STATED EXERCISE: What follows is a set of records; repeat all of them exactly.

DATA FOR PROCESSING:
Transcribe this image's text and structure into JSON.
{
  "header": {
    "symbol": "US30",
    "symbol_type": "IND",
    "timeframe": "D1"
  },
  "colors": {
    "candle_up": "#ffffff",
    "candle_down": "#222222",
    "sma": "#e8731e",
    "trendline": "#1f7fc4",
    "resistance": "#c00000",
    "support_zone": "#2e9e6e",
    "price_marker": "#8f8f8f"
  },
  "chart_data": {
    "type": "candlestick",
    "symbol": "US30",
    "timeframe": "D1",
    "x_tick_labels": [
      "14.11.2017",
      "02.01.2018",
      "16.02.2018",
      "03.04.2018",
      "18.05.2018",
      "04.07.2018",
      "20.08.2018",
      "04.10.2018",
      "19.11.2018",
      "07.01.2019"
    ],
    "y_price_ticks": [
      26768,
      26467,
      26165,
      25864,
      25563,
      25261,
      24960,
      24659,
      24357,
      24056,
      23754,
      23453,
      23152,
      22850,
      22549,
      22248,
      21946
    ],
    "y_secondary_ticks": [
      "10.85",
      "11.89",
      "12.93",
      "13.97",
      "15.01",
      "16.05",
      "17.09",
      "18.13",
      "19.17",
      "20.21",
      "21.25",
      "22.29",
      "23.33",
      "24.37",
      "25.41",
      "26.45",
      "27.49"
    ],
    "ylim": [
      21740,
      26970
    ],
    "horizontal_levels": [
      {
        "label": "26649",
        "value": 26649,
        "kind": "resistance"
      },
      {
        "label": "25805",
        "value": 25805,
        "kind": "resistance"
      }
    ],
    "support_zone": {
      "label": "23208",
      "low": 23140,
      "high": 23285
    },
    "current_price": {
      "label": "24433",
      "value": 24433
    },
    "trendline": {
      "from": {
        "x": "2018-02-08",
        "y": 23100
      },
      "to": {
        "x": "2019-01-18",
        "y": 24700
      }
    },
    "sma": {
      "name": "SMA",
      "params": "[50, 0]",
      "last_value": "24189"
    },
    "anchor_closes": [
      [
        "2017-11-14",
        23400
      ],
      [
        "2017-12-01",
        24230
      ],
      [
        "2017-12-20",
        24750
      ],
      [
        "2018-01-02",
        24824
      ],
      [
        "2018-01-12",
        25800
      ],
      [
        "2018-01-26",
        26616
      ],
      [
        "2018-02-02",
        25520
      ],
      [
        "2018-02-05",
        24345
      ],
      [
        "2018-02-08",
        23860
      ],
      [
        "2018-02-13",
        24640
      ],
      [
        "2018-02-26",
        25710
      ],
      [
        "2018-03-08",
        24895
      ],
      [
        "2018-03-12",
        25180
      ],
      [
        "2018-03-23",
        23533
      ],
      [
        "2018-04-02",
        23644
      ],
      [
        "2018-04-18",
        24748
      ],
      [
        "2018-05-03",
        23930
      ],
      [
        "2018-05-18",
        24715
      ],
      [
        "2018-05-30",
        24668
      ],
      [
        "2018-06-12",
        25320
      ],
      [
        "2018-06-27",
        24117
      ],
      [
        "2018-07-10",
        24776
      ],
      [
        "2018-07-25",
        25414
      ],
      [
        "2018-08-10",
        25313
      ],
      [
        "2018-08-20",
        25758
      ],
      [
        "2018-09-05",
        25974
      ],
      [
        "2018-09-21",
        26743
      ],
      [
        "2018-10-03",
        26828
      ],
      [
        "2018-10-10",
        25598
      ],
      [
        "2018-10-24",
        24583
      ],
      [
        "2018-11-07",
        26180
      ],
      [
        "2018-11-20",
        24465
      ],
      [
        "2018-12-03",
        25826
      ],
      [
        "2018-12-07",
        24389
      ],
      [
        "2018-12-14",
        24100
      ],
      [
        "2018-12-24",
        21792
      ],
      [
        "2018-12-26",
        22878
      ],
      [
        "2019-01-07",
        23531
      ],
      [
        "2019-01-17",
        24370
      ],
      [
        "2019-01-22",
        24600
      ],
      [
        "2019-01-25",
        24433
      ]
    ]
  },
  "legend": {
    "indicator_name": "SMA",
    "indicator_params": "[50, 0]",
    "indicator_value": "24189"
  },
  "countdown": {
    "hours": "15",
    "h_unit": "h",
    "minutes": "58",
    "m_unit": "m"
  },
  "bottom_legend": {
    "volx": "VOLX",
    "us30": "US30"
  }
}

RESULT FOR THIS TASK:
Transcribe this image's text and structure into JSON.
{
  "header": {
    "symbol": "US30",
    "symbol_type": "IND",
    "timeframe": "D1"
  },
  "colors": {
    "candle_up": "#ffffff",
    "candle_down": "#222222",
    "sma": "#e8731e",
    "trendline": "#1f7fc4",
    "resistance": "#c00000",
    "support_zone": "#2e9e6e",
    "price_marker": "#8f8f8f"
  },
  "chart_data": {
    "type": "candlestick",
    "symbol": "US30",
    "timeframe": "D1",
    "x_tick_labels": [
      "14.11.2017",
      "02.01.2018",
      "16.02.2018",
      "03.04.2018",
      "18.05.2018",
      "04.07.2018",
      "20.08.2018",
      "04.10.2018",
      "19.11.2018",
      "07.01.2019"
    ],
    "y_price_ticks": [
      26768,
      26467,
      26165,
      25864,
      25563,
      25261,
      24960,
      24659,
      24357,
      24056,
      23754,
      23453,
      23152,
      22850,
      22549,
      22248,
      21946
    ],
    "y_secondary_ticks": [
      "10.85",
      "11.89",
      "12.93",
      "13.97",
      "15.01",
      "16.05",
      "17.09",
      "18.13",
      "19.17",
      "20.21",
      "21.25",
      "22.29",
      "23.33",
      "24.37",
      "25.41",
      "26.45",
      "27.49"
    ],
    "ylim": [
      21740,
      26970
    ],
    "horizontal_levels": [
      {
        "label": "26649",
        "value": 26649,
        "kind": "resistance"
      },
      {
        "label": "25805",
        "value": 25805,
        "kind": "resistance"
      }
    ],
    "support_zone": {
      "label": "23208",
      "low": 23140,
      "high": 23285
    },
    "current_price": {
      "label": "24433",
      "value": 24433
    },
    "trendline": {
      "from": {
        "x": "2018-02-08",
        "y": 23100
      },
      "to": {
        "x": "2019-01-18",
        "y": 24700
      }
    },
    "sma": {
      "name": "SMA",
      "params": "[50, 0]",
      "last_value": "24189"
    },
    "anchor_closes": [
      [
        "2017-11-14",
        23400
      ],
      [
        "2017-12-01",
        24230
      ],
      [
        "2017-12-20",
        24750
      ],
      [
        "2018-01-02",
        24824
      ],
      [
        "2018-01-12",
        25800
      ],
      [
        "2018-01-26",
        26616
      ],
      [
        "2018-02-02",
        25520
      ],
      [
        "2018-02-05",
        24345
      ],
      [
        "2018-02-08",
        23860
      ],
      [
        "2018-02-13",
        24640
      ],
      [
        "2018-02-26",
        25710
      ],
      [
        "2018-03-08",
        24895
      ],
      [
        "2018-03-12",
        25180
      ],
      [
        "2018-03-23",
        23533
      ],
      [
        "2018-04-02",
        23644
      ],
      [
        "2018-04-18",
        24748
      ],
      [
        "2018-05-03",
        23930
      ],
      [
        "2018-05-18",
        24715
      ],
      [
        "2018-05-30",
        24668
      ],
      [
        "2018-06-12",
        25320
      ],
      [
        "2018-06-27",
        24117
      ],
      [
        "2018-07-10",
        24776
      ],
      [
        "2018-07-25",
        25414
      ],
      [
        "2018-08-10",
        25313
      ],
      [
        "2018-08-20",
        25758
      ],
      [
        "2018-09-05",
        25974
      ],
      [
        "2018-09-21",
        26743
      ],
      [
        "2018-10-03",
        26828
      ],
      [
        "2018-10-10",
        25598
      ],
      [
        "2018-10-24",
        24583
      ],
      [
        "2018-11-07",
        26180
      ],
      [
        "2018-11-20",
        24465
      ],
      [
        "2018-12-03",
        25826
      ],
      [
        "2018-12-07",
        24389
      ],
      [
        "2018-12-14",
        24100
      ],
      [
        "2018-12-24",
        21792
      ],
      [
        "2018-12-26",
        22878
      ],
      [
        "2019-01-07",
        23531
      ],
      [
        "2019-01-17",
        24370
      ],
      [
        "2019-01-22",
        24600
      ],
      [
        "2019-01-25",
        24433
      ]
    ]
  },
  "legend": {
    "indicator_name": "SMA",
    "indicator_params": "[50, 0]",
    "indicator_value": "24189"
  },
  "countdown": {
    "hours": "15",
    "h_unit": "h",
    "minutes": "58",
    "m_unit": "m"
  },
  "bottom_legend": {
    "volx": "VOLX",
    "us30": "US30"
  }
}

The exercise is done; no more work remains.